(Data entries)
########################################
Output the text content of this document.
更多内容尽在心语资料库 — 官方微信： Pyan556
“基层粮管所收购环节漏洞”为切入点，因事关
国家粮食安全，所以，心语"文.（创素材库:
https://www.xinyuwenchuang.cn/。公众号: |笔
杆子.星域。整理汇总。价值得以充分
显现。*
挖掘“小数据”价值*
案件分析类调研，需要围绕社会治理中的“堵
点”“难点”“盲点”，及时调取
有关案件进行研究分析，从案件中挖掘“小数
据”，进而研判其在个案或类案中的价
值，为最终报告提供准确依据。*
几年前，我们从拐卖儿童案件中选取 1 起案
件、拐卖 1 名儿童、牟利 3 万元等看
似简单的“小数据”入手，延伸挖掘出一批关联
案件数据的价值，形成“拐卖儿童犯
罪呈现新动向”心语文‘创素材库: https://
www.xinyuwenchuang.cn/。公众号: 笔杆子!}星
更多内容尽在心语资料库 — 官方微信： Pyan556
########################################
# GIVEN PROBLEM
Extract all of the data exactly as written.

# THE COMPLETED TASK
Output the text content of this document.
更多内容尽在心语资料库 — 官方微信： Pyan556
“基层粮管所收购环节漏洞”为切入点，因事关
国家粮食安全，所以，心语"文.（创素材库:
https://www.xinyuwenchuang.cn/。公众号: |笔
杆子.星域。整理汇总。价值得以充分
显现。*
挖掘“小数据”价值*
案件分析类调研，需要围绕社会治理中的“堵
点”“难点”“盲点”，及时调取
有关案件进行研究分析，从案件中挖掘“小数
据”，进而研判其在个案或类案中的价
值，为最终报告提供准确依据。*
几年前，我们从拐卖儿童案件中选取 1 起案
件、拐卖 1 名儿童、牟利 3 万元等看
似简单的“小数据”入手，延伸挖掘出一批关联
案件数据的价值，形成“拐卖儿童犯
罪呈现新动向”心语文‘创素材库: https://
www.xinyuwenchuang.cn/。公众号: 笔杆子!}星
更多内容尽在心语资料库 — 官方微信： Pyan556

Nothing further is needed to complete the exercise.